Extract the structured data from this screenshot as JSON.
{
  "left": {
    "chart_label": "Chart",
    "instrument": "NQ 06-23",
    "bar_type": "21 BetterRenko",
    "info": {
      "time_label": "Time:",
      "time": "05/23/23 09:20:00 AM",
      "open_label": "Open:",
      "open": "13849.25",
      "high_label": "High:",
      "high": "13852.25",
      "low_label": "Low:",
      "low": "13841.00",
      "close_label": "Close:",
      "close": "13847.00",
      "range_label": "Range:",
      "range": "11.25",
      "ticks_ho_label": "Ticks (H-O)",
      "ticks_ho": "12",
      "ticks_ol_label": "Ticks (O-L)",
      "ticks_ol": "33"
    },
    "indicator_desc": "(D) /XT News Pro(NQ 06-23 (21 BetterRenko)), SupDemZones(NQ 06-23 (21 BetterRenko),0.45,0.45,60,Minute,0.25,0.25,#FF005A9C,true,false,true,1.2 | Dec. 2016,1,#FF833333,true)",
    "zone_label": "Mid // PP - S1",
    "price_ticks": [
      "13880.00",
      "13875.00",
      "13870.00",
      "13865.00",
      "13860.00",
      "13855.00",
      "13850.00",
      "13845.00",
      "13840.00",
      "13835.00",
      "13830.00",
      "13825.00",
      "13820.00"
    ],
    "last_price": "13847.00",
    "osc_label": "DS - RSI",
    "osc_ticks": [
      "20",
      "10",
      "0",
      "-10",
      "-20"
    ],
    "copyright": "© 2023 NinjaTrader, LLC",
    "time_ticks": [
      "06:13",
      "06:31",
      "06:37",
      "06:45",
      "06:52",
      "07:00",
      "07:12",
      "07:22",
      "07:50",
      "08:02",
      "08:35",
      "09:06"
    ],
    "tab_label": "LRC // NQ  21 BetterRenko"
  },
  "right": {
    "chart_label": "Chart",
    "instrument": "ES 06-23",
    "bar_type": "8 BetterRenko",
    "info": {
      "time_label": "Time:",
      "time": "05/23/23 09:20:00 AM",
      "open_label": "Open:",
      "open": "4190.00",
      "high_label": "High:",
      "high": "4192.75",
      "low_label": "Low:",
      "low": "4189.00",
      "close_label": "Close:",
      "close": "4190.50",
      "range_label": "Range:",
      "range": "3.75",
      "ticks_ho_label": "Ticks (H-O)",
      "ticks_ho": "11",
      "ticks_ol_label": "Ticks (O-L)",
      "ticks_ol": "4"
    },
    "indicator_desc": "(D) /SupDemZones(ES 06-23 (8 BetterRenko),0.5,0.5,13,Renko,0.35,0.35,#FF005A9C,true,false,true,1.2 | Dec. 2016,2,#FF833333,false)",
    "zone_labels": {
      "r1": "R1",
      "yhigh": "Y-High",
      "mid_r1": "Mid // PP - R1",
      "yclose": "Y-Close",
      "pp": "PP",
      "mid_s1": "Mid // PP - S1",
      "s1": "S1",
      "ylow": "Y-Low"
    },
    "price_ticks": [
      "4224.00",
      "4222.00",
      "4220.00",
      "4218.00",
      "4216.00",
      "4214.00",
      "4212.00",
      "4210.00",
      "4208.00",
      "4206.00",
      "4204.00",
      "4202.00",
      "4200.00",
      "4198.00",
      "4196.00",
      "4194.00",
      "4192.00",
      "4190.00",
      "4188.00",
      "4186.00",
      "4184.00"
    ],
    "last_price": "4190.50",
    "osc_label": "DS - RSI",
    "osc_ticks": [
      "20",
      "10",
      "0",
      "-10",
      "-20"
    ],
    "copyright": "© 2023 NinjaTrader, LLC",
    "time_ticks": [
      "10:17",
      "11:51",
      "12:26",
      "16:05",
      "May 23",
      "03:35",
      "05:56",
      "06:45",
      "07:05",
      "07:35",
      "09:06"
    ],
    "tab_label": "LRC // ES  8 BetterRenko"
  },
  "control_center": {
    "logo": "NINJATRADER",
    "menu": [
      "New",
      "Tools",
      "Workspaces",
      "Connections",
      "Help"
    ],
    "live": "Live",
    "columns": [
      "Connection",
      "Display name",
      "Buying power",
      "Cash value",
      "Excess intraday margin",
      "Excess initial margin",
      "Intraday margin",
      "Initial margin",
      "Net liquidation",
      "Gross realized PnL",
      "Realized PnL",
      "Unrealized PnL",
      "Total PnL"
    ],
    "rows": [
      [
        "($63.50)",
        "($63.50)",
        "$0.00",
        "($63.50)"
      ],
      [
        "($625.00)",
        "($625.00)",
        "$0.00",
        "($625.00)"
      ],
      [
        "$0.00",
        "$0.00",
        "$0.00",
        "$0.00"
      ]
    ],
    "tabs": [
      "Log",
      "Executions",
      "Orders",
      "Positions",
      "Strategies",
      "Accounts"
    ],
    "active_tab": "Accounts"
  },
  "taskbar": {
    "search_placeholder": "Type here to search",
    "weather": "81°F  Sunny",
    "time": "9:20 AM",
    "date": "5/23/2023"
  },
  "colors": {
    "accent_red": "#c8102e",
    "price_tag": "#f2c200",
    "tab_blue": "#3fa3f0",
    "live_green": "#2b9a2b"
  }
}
■ ■ ■
> Directive
Reproduce each entry word for word.

> Solution for this problem
Extract the structured data from this screenshot as JSON.
{
  "left": {
    "chart_label": "Chart",
    "instrument": "NQ 06-23",
    "bar_type": "21 BetterRenko",
    "info": {
      "time_label": "Time:",
      "time": "05/23/23 09:20:00 AM",
      "open_label": "Open:",
      "open": "13849.25",
      "high_label": "High:",
      "high": "13852.25",
      "low_label": "Low:",
      "low": "13841.00",
      "close_label": "Close:",
      "close": "13847.00",
      "range_label": "Range:",
      "range": "11.25",
      "ticks_ho_label": "Ticks (H-O)",
      "ticks_ho": "12",
      "ticks_ol_label": "Ticks (O-L)",
      "ticks_ol": "33"
    },
    "indicator_desc": "(D) /XT News Pro(NQ 06-23 (21 BetterRenko)), SupDemZones(NQ 06-23 (21 BetterRenko),0.45,0.45,60,Minute,0.25,0.25,#FF005A9C,true,false,true,1.2 | Dec. 2016,1,#FF833333,true)",
    "zone_label": "Mid // PP - S1",
    "price_ticks": [
      "13880.00",
      "13875.00",
      "13870.00",
      "13865.00",
      "13860.00",
      "13855.00",
      "13850.00",
      "13845.00",
      "13840.00",
      "13835.00",
      "13830.00",
      "13825.00",
      "13820.00"
    ],
    "last_price": "13847.00",
    "osc_label": "DS - RSI",
    "osc_ticks": [
      "20",
      "10",
      "0",
      "-10",
      "-20"
    ],
    "copyright": "© 2023 NinjaTrader, LLC",
    "time_ticks": [
      "06:13",
      "06:31",
      "06:37",
      "06:45",
      "06:52",
      "07:00",
      "07:12",
      "07:22",
      "07:50",
      "08:02",
      "08:35",
      "09:06"
    ],
    "tab_label": "LRC // NQ  21 BetterRenko"
  },
  "right": {
    "chart_label": "Chart",
    "instrument": "ES 06-23",
    "bar_type": "8 BetterRenko",
    "info": {
      "time_label": "Time:",
      "time": "05/23/23 09:20:00 AM",
      "open_label": "Open:",
      "open": "4190.00",
      "high_label": "High:",
      "high": "4192.75",
      "low_label": "Low:",
      "low": "4189.00",
      "close_label": "Close:",
      "close": "4190.50",
      "range_label": "Range:",
      "range": "3.75",
      "ticks_ho_label": "Ticks (H-O)",
      "ticks_ho": "11",
      "ticks_ol_label": "Ticks (O-L)",
      "ticks_ol": "4"
    },
    "indicator_desc": "(D) /SupDemZones(ES 06-23 (8 BetterRenko),0.5,0.5,13,Renko,0.35,0.35,#FF005A9C,true,false,true,1.2 | Dec. 2016,2,#FF833333,false)",
    "zone_labels": {
      "r1": "R1",
      "yhigh": "Y-High",
      "mid_r1": "Mid // PP - R1",
      "yclose": "Y-Close",
      "pp": "PP",
      "mid_s1": "Mid // PP - S1",
      "s1": "S1",
      "ylow": "Y-Low"
    },
    "price_ticks": [
      "4224.00",
      "4222.00",
      "4220.00",
      "4218.00",
      "4216.00",
      "4214.00",
      "4212.00",
      "4210.00",
      "4208.00",
      "4206.00",
      "4204.00",
      "4202.00",
      "4200.00",
      "4198.00",
      "4196.00",
      "4194.00",
      "4192.00",
      "4190.00",
      "4188.00",
      "4186.00",
      "4184.00"
    ],
    "last_price": "4190.50",
    "osc_label": "DS - RSI",
    "osc_ticks": [
      "20",
      "10",
      "0",
      "-10",
      "-20"
    ],
    "copyright": "© 2023 NinjaTrader, LLC",
    "time_ticks": [
      "10:17",
      "11:51",
      "12:26",
      "16:05",
      "May 23",
      "03:35",
      "05:56",
      "06:45",
      "07:05",
      "07:35",
      "09:06"
    ],
    "tab_label": "LRC // ES  8 BetterRenko"
  },
  "control_center": {
    "logo": "NINJATRADER",
    "menu": [
      "New",
      "Tools",
      "Workspaces",
      "Connections",
      "Help"
    ],
    "live": "Live",
    "columns": [
      "Connection",
      "Display name",
      "Buying power",
      "Cash value",
      "Excess intraday margin",
      "Excess initial margin",
      "Intraday margin",
      "Initial margin",
      "Net liquidation",
      "Gross realized PnL",
      "Realized PnL",
      "Unrealized PnL",
      "Total PnL"
    ],
    "rows": [
      [
        "($63.50)",
        "($63.50)",
        "$0.00",
        "($63.50)"
      ],
      [
        "($625.00)",
        "($625.00)",
        "$0.00",
        "($625.00)"
      ],
      [
        "$0.00",
        "$0.00",
        "$0.00",
        "$0.00"
      ]
    ],
    "tabs": [
      "Log",
      "Executions",
      "Orders",
      "Positions",
      "Strategies",
      "Accounts"
    ],
    "active_tab": "Accounts"
  },
  "taskbar": {
    "search_placeholder": "Type here to search",
    "weather": "81°F  Sunny",
    "time": "9:20 AM",
    "date": "5/23/2023"
  },
  "colors": {
    "accent_red": "#c8102e",
    "price_tag": "#f2c200",
    "tab_blue": "#3fa3f0",
    "live_green": "#2b9a2b"
  }
}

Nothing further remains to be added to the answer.